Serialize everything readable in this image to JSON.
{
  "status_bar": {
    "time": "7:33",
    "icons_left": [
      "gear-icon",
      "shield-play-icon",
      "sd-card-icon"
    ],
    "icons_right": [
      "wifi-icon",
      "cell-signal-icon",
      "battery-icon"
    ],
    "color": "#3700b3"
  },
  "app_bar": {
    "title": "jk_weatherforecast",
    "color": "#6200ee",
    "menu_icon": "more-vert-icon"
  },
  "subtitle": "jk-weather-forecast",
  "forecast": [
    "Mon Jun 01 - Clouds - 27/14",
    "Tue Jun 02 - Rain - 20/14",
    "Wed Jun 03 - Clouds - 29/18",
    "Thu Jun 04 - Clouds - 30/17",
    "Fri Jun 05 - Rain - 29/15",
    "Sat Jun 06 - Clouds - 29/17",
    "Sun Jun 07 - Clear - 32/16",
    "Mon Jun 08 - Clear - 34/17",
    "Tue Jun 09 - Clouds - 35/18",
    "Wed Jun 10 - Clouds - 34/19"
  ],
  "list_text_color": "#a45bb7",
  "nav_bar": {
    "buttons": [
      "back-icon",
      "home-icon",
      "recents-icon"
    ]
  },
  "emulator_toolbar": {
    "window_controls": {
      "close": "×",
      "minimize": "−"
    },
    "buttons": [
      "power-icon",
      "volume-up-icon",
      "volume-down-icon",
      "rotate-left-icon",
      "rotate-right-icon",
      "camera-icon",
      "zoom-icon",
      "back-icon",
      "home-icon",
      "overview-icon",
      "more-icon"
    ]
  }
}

★ ★ ★ ★

● Task requirements
Gather from the data above every line with the string "Clear".

● Solution to the exercise
    "Sun Jun 07 - Clear - 32/16",
    "Mon Jun 08 - Clear - 34/17",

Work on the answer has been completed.